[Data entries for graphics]

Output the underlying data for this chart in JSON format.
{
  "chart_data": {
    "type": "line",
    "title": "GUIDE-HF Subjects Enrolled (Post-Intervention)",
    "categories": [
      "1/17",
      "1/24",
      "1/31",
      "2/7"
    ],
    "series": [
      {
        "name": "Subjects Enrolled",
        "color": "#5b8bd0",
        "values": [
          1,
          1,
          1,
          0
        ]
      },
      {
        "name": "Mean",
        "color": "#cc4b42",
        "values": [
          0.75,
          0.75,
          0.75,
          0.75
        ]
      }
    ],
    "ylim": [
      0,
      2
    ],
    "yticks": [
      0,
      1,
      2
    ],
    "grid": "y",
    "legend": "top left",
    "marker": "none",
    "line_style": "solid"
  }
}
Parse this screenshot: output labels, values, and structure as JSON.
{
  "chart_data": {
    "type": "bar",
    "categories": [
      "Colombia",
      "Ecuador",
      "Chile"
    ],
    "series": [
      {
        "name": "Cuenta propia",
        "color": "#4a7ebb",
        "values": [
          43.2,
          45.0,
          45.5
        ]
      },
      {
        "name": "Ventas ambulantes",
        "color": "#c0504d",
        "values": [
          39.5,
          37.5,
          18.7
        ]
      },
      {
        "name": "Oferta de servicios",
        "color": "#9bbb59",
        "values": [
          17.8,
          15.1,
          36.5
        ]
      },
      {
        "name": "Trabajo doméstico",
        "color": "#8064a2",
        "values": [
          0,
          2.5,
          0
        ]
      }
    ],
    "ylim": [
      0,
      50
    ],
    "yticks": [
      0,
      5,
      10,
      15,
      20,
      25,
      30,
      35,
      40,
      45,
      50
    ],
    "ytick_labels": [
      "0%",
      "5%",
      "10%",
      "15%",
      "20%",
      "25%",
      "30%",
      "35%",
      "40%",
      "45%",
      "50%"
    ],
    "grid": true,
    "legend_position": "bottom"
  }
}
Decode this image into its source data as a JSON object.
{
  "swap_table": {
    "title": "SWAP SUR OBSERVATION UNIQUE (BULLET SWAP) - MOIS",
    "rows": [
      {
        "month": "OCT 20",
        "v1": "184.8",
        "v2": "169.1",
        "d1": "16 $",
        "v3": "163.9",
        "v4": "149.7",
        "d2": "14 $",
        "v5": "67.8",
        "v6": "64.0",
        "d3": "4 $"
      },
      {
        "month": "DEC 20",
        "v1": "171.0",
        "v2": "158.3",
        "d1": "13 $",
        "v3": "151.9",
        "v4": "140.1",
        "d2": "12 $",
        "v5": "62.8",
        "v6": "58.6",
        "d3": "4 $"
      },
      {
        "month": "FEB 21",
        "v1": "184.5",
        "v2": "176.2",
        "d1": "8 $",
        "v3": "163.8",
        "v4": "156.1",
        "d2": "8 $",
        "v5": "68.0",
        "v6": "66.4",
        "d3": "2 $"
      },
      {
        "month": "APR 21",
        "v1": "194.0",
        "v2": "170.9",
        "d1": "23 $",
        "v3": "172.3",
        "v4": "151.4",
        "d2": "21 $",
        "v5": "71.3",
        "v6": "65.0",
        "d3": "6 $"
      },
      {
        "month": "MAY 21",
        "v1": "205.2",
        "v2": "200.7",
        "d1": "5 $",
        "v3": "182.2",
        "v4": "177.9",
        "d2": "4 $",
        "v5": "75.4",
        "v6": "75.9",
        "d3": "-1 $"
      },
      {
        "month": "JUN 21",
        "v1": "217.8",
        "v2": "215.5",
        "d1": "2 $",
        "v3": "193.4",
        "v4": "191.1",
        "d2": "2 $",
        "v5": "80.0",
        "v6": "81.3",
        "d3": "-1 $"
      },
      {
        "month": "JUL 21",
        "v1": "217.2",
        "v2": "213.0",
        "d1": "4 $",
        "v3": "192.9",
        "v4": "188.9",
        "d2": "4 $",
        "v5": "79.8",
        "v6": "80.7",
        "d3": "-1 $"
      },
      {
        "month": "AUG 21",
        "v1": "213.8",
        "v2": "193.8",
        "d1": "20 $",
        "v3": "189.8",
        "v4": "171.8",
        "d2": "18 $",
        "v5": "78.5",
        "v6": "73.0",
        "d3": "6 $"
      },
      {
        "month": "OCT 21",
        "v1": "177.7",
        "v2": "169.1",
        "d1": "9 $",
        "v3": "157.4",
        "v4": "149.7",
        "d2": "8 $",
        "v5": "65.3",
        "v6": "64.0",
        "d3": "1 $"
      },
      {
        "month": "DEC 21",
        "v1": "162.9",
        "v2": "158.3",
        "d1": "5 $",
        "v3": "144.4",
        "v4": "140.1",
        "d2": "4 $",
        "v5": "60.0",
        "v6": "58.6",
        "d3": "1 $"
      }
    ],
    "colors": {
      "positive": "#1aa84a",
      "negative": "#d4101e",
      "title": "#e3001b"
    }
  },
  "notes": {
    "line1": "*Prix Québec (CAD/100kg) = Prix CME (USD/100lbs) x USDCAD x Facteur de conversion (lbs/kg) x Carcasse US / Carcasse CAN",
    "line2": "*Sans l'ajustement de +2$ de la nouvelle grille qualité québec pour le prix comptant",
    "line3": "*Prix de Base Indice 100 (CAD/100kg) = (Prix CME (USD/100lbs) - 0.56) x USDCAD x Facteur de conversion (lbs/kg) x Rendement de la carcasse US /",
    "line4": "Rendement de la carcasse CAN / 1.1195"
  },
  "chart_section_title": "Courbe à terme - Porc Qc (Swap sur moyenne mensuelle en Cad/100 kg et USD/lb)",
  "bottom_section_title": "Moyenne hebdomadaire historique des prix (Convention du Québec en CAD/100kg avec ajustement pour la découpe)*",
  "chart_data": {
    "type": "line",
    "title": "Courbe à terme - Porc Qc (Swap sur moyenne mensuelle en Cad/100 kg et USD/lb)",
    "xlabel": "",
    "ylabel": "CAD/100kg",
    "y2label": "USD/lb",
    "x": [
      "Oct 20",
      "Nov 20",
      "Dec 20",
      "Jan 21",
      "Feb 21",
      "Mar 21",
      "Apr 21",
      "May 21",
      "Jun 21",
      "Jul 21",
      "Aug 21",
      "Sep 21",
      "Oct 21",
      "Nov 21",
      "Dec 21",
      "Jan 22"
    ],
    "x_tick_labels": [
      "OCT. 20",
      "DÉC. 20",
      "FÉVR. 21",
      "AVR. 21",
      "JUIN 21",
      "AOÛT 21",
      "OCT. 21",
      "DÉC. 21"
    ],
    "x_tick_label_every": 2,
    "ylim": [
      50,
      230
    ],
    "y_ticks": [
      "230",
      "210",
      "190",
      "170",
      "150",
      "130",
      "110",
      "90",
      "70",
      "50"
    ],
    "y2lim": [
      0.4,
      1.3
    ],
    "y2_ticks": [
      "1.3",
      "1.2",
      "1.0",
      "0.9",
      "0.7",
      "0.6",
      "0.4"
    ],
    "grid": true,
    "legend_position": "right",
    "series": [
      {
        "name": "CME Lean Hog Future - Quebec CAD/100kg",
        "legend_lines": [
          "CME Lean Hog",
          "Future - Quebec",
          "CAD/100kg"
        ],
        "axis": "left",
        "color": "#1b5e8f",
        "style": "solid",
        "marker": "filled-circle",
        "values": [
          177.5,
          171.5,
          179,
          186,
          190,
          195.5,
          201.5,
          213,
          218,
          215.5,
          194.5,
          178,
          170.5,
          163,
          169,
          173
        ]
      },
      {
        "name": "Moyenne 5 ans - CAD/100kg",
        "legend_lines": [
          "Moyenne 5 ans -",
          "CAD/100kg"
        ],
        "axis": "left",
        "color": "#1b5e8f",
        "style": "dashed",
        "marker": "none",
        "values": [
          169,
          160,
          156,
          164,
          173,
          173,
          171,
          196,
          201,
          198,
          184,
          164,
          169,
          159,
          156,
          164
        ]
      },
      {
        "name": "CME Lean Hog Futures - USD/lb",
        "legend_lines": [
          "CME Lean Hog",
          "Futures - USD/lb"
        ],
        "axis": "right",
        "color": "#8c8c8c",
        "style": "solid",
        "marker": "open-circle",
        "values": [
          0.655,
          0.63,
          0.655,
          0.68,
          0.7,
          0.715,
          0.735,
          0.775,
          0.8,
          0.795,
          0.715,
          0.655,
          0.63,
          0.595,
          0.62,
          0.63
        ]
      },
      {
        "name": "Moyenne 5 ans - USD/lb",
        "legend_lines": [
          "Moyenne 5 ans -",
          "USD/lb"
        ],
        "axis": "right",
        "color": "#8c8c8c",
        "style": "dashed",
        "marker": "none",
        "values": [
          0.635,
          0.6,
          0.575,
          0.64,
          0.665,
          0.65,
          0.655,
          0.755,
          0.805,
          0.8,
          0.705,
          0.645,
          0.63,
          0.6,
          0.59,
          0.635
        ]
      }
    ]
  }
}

Task requirements
Write down only how many lines in the listing contain the word "terme".

Problem solution
2